## START DATA TO PROCESS

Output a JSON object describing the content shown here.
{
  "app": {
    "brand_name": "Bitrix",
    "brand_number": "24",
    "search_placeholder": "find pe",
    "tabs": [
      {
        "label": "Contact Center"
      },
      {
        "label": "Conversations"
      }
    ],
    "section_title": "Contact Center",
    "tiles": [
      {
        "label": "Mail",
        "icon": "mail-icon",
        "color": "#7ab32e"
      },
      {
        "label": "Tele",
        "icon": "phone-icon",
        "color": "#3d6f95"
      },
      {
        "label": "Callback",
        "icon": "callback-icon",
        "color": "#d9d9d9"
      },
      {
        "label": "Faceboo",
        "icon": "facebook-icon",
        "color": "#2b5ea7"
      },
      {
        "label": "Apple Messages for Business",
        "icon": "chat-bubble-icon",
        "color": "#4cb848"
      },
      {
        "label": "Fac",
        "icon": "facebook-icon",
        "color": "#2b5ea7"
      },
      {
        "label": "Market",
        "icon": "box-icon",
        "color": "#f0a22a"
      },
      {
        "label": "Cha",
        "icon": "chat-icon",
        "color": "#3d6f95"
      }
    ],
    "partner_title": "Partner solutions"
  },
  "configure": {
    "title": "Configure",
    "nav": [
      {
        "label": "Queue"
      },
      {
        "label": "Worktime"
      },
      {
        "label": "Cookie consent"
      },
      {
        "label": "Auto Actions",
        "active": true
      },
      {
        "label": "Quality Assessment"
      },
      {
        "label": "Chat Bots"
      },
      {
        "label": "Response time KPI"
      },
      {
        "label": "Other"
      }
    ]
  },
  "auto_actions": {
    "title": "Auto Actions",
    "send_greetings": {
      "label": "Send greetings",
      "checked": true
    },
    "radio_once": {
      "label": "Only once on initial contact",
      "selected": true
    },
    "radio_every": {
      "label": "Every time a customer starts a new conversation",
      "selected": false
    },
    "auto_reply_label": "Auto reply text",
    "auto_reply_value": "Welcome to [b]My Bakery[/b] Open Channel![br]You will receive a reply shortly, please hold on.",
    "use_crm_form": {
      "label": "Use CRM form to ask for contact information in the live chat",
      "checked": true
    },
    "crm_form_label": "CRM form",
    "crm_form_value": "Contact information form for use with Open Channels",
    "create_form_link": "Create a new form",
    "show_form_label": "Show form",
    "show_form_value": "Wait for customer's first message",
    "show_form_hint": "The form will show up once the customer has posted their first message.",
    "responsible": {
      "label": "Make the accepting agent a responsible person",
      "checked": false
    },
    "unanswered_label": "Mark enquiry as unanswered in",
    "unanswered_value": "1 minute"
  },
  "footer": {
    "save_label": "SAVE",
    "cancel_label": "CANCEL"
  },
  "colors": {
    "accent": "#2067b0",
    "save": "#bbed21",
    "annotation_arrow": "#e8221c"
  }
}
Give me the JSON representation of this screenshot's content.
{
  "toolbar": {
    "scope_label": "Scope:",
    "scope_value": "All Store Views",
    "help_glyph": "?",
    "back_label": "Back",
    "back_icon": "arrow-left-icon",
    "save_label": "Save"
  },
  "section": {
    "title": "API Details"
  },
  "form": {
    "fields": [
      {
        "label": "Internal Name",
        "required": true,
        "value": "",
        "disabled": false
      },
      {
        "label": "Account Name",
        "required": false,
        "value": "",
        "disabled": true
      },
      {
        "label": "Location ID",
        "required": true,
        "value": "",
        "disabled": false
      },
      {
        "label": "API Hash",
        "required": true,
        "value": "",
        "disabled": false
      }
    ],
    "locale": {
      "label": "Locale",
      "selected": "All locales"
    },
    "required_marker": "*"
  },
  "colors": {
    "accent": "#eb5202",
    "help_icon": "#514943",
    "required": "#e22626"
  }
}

## END DATA TO PROCESS

- **SHORT TASK**:
Reproduce the listing above verbatim, from first line to last.

- **RESULT BELOW**:
Output a JSON object describing the content shown here.
{
  "app": {
    "brand_name": "Bitrix",
    "brand_number": "24",
    "search_placeholder": "find pe",
    "tabs": [
      {
        "label": "Contact Center"
      },
      {
        "label": "Conversations"
      }
    ],
    "section_title": "Contact Center",
    "tiles": [
      {
        "label": "Mail",
        "icon": "mail-icon",
        "color": "#7ab32e"
      },
      {
        "label": "Tele",
        "icon": "phone-icon",
        "color": "#3d6f95"
      },
      {
        "label": "Callback",
        "icon": "callback-icon",
        "color": "#d9d9d9"
      },
      {
        "label": "Faceboo",
        "icon": "facebook-icon",
        "color": "#2b5ea7"
      },
      {
        "label": "Apple Messages for Business",
        "icon": "chat-bubble-icon",
        "color": "#4cb848"
      },
      {
        "label": "Fac",
        "icon": "facebook-icon",
        "color": "#2b5ea7"
      },
      {
        "label": "Market",
        "icon": "box-icon",
        "color": "#f0a22a"
      },
      {
        "label": "Cha",
        "icon": "chat-icon",
        "color": "#3d6f95"
      }
    ],
    "partner_title": "Partner solutions"
  },
  "configure": {
    "title": "Configure",
    "nav": [
      {
        "label": "Queue"
      },
      {
        "label": "Worktime"
      },
      {
        "label": "Cookie consent"
      },
      {
        "label": "Auto Actions",
        "active": true
      },
      {
        "label": "Quality Assessment"
      },
      {
        "label": "Chat Bots"
      },
      {
        "label": "Response time KPI"
      },
      {
        "label": "Other"
      }
    ]
  },
  "auto_actions": {
    "title": "Auto Actions",
    "send_greetings": {
      "label": "Send greetings",
      "checked": true
    },
    "radio_once": {
      "label": "Only once on initial contact",
      "selected": true
    },
    "radio_every": {
      "label": "Every time a customer starts a new conversation",
      "selected": false
    },
    "auto_reply_label": "Auto reply text",
    "auto_reply_value": "Welcome to [b]My Bakery[/b] Open Channel![br]You will receive a reply shortly, please hold on.",
    "use_crm_form": {
      "label": "Use CRM form to ask for contact information in the live chat",
      "checked": true
    },
    "crm_form_label": "CRM form",
    "crm_form_value": "Contact information form for use with Open Channels",
    "create_form_link": "Create a new form",
    "show_form_label": "Show form",
    "show_form_value": "Wait for customer's first message",
    "show_form_hint": "The form will show up once the customer has posted their first message.",
    "responsible": {
      "label": "Make the accepting agent a responsible person",
      "checked": false
    },
    "unanswered_label": "Mark enquiry as unanswered in",
    "unanswered_value": "1 minute"
  },
  "footer": {
    "save_label": "SAVE",
    "cancel_label": "CANCEL"
  },
  "colors": {
    "accent": "#2067b0",
    "save": "#bbed21",
    "annotation_arrow": "#e8221c"
  }
}
Give me the JSON representation of this screenshot's content.
{
  "toolbar": {
    "scope_label": "Scope:",
    "scope_value": "All Store Views",
    "help_glyph": "?",
    "back_label": "Back",
    "back_icon": "arrow-left-icon",
    "save_label": "Save"
  },
  "section": {
    "title": "API Details"
  },
  "form": {
    "fields": [
      {
        "label": "Internal Name",
        "required": true,
        "value": "",
        "disabled": false
      },
      {
        "label": "Account Name",
        "required": false,
        "value": "",
        "disabled": true
      },
      {
        "label": "Location ID",
        "required": true,
        "value": "",
        "disabled": false
      },
      {
        "label": "API Hash",
        "required": true,
        "value": "",
        "disabled": false
      }
    ],
    "locale": {
      "label": "Locale",
      "selected": "All locales"
    },
    "required_marker": "*"
  },
  "colors": {
    "accent": "#eb5202",
    "help_icon": "#514943",
    "required": "#e22626"
  }
}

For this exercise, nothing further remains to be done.